EXERCISE DETAILS.
Carry on the passage about media coverage of climate change from the point where it stops.

EXERCISE PASSAGE.
○ ○ ○ ○ ○

This discrepancy is largely due to the media’s drive for balance in reporting. Journalists are trained to identify one position on any issue, and then seek out a conflicting position, providing both sides with roughly equal attention. Unfortunately, the “balance” of the different views within the media does not always correspond with the actual prevalence of each view within society, and can result in unintended bias. This has been the case with reporting on climate change, and as a result, many people believe that climate change is still being debated by scientists when in fact it is not.
While some level of debate is of course useful when looking at major social problems, eventually society needs to move on and actually address the issue. To do nothing about the problem of climate change is akin to letting a fire burn down a building because the precise temperature of the flames is unknown, or to not address the problem of smoking because one or two doctors still claim that it does not cause lung cancer. As the United Nations Framework Convention on Climate Change (UNFCCC) acknowledges, a lack of full scientific certainty about some aspects of climate change is not a reason for delaying an immediate response that will, at a reasonable cost, prevent dangerous consequences in the climate system.

○ ○ ○ ○ ○

DATA SHOWN.
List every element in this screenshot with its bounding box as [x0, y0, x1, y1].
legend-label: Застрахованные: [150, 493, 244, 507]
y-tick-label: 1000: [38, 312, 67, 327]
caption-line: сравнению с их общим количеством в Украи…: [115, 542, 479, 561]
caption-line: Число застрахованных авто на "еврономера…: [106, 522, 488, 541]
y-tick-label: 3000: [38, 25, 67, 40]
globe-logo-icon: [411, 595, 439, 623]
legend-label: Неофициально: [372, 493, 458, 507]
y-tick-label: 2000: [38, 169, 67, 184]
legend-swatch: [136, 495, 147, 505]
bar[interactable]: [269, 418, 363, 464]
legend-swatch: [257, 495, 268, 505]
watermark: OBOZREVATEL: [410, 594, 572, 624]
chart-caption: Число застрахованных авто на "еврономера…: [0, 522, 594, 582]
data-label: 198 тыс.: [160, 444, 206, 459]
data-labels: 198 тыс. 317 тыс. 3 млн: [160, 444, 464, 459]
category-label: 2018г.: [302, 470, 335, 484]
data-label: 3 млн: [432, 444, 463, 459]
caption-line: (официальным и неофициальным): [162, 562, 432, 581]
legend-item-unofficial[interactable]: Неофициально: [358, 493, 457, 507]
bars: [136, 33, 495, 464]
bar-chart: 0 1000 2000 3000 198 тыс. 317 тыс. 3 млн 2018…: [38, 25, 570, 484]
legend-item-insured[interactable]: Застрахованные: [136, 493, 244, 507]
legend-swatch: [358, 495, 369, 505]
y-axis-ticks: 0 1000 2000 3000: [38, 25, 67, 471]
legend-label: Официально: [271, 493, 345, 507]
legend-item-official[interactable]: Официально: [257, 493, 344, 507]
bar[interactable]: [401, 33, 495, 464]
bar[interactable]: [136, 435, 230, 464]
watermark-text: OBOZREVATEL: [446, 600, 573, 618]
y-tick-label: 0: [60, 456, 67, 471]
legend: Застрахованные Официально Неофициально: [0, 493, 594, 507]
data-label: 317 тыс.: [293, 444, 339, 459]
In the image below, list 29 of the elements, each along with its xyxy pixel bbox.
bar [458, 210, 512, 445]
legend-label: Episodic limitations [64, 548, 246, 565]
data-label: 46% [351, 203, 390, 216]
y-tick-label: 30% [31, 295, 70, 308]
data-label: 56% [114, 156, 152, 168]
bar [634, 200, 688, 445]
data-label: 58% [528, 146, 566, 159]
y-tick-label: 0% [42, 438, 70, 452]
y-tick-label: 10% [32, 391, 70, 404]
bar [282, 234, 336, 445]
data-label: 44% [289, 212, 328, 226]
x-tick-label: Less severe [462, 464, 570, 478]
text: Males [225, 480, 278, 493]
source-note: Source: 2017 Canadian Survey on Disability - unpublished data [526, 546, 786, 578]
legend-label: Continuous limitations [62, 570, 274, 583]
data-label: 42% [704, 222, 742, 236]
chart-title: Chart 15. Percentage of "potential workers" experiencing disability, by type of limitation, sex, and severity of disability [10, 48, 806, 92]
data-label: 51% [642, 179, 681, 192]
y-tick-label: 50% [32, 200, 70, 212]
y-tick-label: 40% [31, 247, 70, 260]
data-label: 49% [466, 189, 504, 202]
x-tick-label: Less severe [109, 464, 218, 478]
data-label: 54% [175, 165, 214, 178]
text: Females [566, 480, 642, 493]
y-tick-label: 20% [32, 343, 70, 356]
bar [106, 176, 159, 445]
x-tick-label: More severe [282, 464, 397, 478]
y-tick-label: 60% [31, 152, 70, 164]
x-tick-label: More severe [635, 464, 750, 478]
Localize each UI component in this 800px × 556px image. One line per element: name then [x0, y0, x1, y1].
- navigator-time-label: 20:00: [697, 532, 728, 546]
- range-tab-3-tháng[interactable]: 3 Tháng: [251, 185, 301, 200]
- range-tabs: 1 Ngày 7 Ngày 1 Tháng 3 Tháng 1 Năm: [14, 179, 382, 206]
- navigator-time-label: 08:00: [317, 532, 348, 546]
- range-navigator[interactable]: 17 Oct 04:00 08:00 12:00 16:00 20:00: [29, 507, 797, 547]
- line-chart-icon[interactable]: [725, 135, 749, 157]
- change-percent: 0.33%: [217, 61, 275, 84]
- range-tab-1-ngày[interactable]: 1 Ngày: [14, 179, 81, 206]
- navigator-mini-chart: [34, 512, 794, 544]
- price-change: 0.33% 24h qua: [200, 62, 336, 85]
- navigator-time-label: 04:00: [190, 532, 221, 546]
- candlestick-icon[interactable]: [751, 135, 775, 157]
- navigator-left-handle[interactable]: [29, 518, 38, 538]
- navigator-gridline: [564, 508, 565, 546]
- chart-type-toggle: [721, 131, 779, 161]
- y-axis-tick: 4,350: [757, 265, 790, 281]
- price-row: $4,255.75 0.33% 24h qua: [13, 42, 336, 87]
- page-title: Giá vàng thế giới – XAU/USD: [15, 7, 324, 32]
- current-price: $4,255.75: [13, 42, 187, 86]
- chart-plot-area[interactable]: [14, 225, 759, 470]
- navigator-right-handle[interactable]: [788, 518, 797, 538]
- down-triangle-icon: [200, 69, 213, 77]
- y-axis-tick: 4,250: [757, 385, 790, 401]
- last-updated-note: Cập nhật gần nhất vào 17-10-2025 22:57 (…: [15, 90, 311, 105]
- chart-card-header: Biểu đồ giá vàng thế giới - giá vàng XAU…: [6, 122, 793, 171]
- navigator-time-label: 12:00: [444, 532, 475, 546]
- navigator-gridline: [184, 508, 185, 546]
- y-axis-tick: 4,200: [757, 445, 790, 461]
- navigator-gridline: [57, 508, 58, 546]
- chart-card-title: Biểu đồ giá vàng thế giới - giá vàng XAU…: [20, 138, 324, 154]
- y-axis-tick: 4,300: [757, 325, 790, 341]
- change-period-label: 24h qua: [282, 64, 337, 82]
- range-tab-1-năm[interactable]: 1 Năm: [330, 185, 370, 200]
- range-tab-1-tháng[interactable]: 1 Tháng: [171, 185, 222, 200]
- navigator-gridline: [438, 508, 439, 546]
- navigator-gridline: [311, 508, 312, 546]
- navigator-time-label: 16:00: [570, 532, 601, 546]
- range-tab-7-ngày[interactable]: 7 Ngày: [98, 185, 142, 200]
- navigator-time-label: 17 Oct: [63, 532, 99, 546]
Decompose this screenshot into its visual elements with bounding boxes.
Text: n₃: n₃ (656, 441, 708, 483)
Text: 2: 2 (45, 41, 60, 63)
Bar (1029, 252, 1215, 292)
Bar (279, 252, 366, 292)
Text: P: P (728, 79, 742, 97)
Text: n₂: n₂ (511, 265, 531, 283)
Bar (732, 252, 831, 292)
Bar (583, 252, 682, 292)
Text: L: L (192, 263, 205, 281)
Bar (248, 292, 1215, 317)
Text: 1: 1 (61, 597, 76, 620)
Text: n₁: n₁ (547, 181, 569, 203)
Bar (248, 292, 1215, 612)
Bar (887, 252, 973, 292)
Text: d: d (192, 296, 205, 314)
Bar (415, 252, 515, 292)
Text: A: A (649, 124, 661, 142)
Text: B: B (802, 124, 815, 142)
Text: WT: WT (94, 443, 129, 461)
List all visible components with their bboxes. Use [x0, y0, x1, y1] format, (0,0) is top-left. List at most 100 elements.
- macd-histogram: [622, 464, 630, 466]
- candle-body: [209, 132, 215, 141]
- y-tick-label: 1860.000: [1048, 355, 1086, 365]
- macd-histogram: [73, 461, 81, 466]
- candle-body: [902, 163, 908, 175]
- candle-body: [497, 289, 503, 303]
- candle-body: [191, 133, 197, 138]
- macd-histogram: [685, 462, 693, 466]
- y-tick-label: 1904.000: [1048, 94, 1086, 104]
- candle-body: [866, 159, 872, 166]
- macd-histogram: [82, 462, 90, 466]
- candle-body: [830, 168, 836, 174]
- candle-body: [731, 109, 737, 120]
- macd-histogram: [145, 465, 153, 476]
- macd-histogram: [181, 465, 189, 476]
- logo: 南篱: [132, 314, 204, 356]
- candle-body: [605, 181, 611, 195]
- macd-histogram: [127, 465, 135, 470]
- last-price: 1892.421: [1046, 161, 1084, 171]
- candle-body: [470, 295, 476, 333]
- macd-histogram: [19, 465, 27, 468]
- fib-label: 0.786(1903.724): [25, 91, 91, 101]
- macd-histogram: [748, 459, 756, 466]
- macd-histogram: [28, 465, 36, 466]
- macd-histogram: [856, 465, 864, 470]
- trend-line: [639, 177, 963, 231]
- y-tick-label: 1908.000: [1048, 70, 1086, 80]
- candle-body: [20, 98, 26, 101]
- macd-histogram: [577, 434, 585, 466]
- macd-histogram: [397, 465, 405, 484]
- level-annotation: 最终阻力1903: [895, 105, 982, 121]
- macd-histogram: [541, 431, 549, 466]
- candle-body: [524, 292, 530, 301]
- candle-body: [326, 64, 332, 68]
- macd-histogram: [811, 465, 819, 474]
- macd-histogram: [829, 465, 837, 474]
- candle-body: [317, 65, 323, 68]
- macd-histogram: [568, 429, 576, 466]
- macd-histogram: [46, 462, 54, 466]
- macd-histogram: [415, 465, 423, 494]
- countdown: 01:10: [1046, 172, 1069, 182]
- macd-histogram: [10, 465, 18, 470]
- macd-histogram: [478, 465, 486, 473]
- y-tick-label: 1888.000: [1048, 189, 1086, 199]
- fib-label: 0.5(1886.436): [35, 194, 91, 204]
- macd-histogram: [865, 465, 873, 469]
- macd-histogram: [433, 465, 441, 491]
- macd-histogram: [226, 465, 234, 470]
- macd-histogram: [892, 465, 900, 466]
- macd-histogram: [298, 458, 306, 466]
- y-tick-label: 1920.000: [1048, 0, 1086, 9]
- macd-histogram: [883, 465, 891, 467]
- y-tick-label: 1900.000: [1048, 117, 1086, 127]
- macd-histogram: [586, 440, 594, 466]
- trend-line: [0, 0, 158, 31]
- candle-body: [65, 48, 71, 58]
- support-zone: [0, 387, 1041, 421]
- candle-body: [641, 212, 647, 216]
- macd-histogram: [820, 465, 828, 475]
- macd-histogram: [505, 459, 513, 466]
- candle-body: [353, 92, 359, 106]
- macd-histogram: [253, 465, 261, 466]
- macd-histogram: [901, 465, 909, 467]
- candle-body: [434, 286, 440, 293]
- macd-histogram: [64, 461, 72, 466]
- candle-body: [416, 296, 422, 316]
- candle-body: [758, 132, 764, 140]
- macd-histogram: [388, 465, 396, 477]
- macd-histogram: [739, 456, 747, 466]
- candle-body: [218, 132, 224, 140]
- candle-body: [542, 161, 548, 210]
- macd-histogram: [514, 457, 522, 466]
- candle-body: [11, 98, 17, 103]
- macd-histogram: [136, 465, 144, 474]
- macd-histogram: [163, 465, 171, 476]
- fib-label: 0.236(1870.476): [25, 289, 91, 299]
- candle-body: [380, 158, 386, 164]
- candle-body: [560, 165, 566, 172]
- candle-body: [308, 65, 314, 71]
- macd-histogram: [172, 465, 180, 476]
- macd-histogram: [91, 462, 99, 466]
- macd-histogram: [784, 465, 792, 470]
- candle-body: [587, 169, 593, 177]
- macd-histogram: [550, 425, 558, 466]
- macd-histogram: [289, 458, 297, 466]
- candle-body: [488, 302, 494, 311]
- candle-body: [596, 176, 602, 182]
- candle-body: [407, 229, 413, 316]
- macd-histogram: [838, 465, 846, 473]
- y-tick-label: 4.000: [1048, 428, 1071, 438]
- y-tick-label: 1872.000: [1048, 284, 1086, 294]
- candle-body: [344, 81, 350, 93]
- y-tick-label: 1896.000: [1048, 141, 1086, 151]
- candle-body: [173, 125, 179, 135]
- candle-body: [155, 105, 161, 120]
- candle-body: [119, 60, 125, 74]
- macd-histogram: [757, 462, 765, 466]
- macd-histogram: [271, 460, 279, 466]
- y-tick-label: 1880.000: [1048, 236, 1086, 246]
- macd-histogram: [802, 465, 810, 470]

○ ○ ○ ○ ○

RESULT FOR THIS TASK.
"ExxonMobil has manufactured uncertainty about the human causes of global warming just as tobacco companies denied their product caused lung cancer," said Alden Meyer, the Union of Concerned Scientists' Director of Strategy & Policy. "A modest but effective investment has allowed the oil giant to fuel doubt about global warming to delay government action just as Big Tobacco did for over 40 years."
Anyone interested in looking beyond the FoxNews headline on the so called 'climate gate' will see the clear fingerprints of the fossil fuel industry playing the same PR games and attempting to cloud science with propaganda. The US corporate media has dutifully pushed a false controversy in the run-up to the COP summit. Fortunately it seems most folks are trusting the world scientists over Rush Limbaugh.
There is no conspiracy theory here, it's quite simple and maniacally logical. The multi-billion dollar oil/coal industry profit-model is entirely built by taking fossilized carbon out of the ground and putting it in the sky. Thus some have decided their best business strategy is to do everything they can to disrupt efforts to reduce fossil carbon based emissions.....even if it means putting quarterly profits ahead of climatic stability. Corporate media is the natural conduit for that campaign.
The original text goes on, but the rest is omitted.